Exercise objective ▸ Track down every line below that holds "Duration" and copy it.

Records supplied ▸
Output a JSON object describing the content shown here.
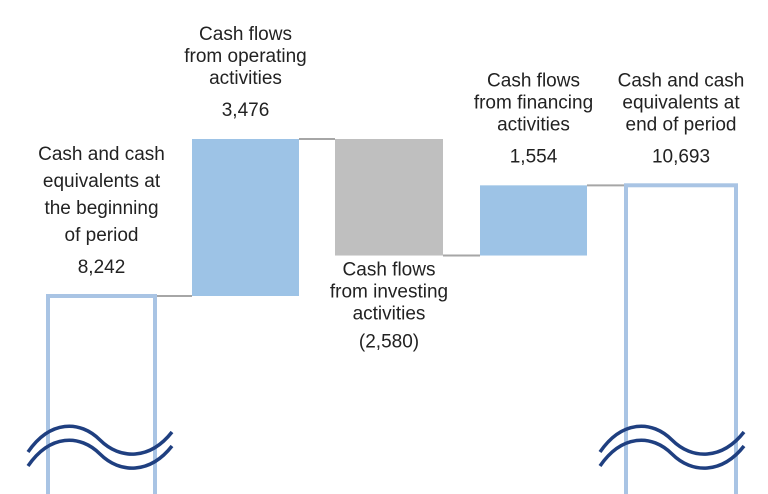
{
  "chart_data": {
    "type": "waterfall",
    "categories": [
      [
        "Cash and cash",
        "equivalents at",
        "the beginning",
        "of period"
      ],
      [
        "Cash flows",
        "from operating",
        "activities"
      ],
      [
        "Cash flows",
        "from investing",
        "activities"
      ],
      [
        "Cash flows",
        "from financing",
        "activities"
      ],
      [
        "Cash and cash",
        "equivalents at",
        "end of period"
      ]
    ],
    "measure": [
      "absolute",
      "relative",
      "relative",
      "relative",
      "total"
    ],
    "values": [
      8242,
      3476,
      -2580,
      1554,
      10693
    ],
    "value_labels": [
      "8,242",
      "3,476",
      "(2,580)",
      "1,554",
      "10,693"
    ],
    "colors": [
      "#a9c4e4",
      "#9dc3e6",
      "#bfbfbf",
      "#9dc3e6",
      "#a9c4e4"
    ],
    "connector_color": "#a6a6a6"
  }
}
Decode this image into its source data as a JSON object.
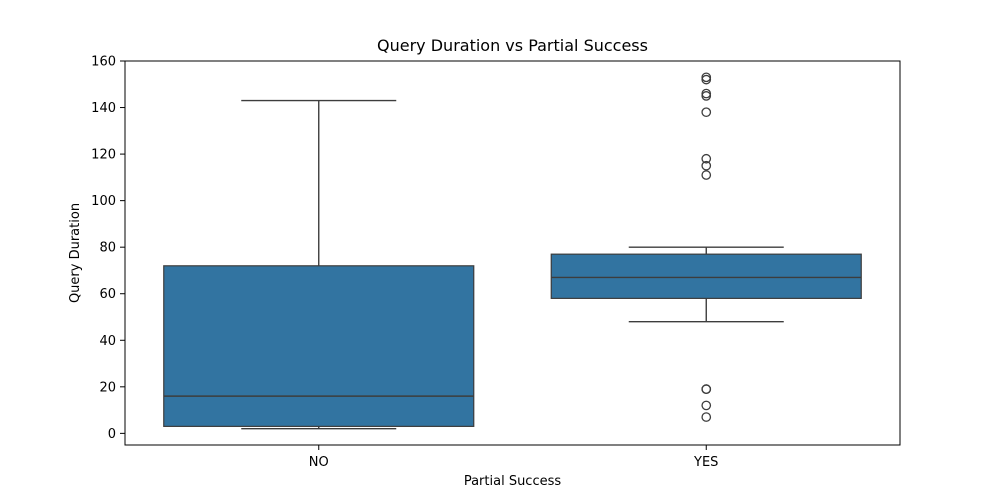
{
  "chart_data": {
    "type": "box",
    "title": "Query Duration vs Partial Success",
    "xlabel": "Partial Success",
    "ylabel": "Query Duration",
    "ylim": [
      -5,
      160
    ],
    "yticks": [
      0,
      20,
      40,
      60,
      80,
      100,
      120,
      140,
      160
    ],
    "grid": false,
    "box_color": "#3274a1",
    "line_color": "#3d3d3d",
    "categories": [
      "NO",
      "YES"
    ],
    "boxes": [
      {
        "category": "NO",
        "whisker_low": 2,
        "q1": 3,
        "median": 16,
        "q3": 72,
        "whisker_high": 143,
        "outliers": []
      },
      {
        "category": "YES",
        "whisker_low": 48,
        "q1": 58,
        "median": 67,
        "q3": 77,
        "whisker_high": 80,
        "outliers": [
          7,
          12,
          19,
          19,
          111,
          115,
          118,
          138,
          145,
          146,
          152,
          153
        ]
      }
    ]
  }
}
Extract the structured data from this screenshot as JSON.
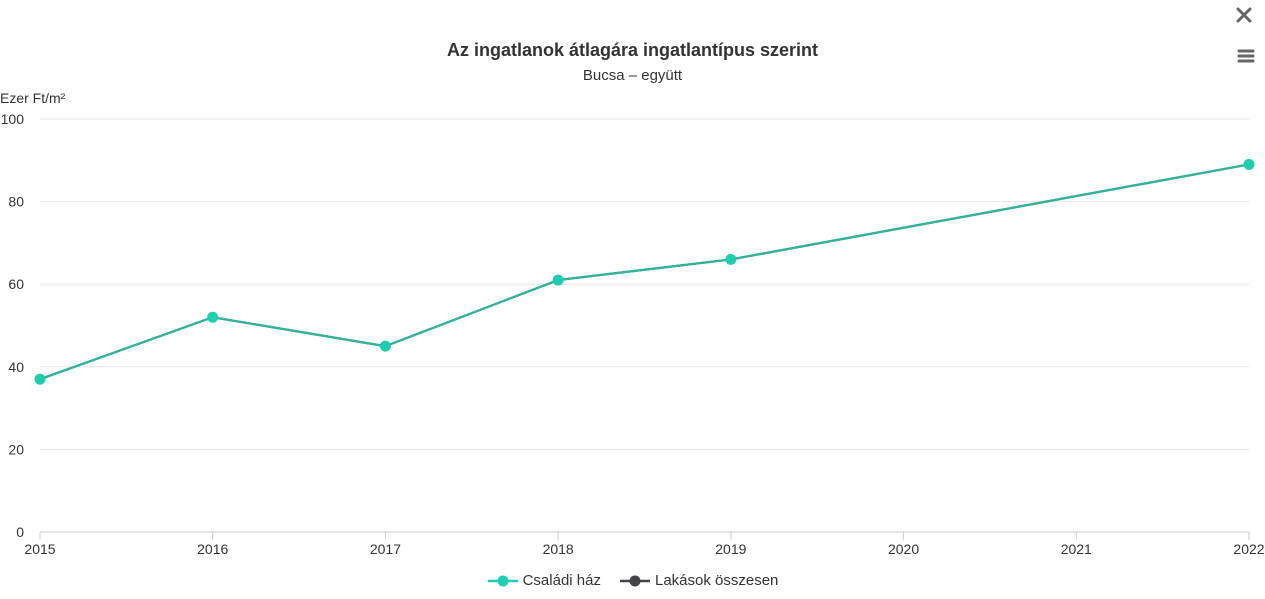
{
  "header": {
    "close_icon": "close-icon",
    "menu_icon": "hamburger-menu-icon"
  },
  "chart_data": {
    "type": "line",
    "title": "Az ingatlanok átlagára ingatlantípus szerint",
    "subtitle": "Bucsa – együtt",
    "ylabel": "Ezer Ft/m²",
    "xlabel": "",
    "x": [
      "2015",
      "2016",
      "2017",
      "2018",
      "2019",
      "2020",
      "2021",
      "2022"
    ],
    "yticks": [
      "0",
      "20",
      "40",
      "60",
      "80",
      "100"
    ],
    "ylim": [
      0,
      100
    ],
    "grid": true,
    "legend_position": "bottom-center",
    "series": [
      {
        "name": "Családi ház",
        "color": "#1fcdb0",
        "values": [
          37,
          52,
          45,
          61,
          66,
          null,
          null,
          89
        ]
      },
      {
        "name": "Lakások összesen",
        "color": "#434348",
        "values": [
          37,
          52,
          45,
          61,
          66,
          null,
          null,
          89
        ]
      }
    ]
  }
}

Reply to the exercise ▸
    "title": "Query Duration vs Partial Success",
    "ylabel": "Query Duration",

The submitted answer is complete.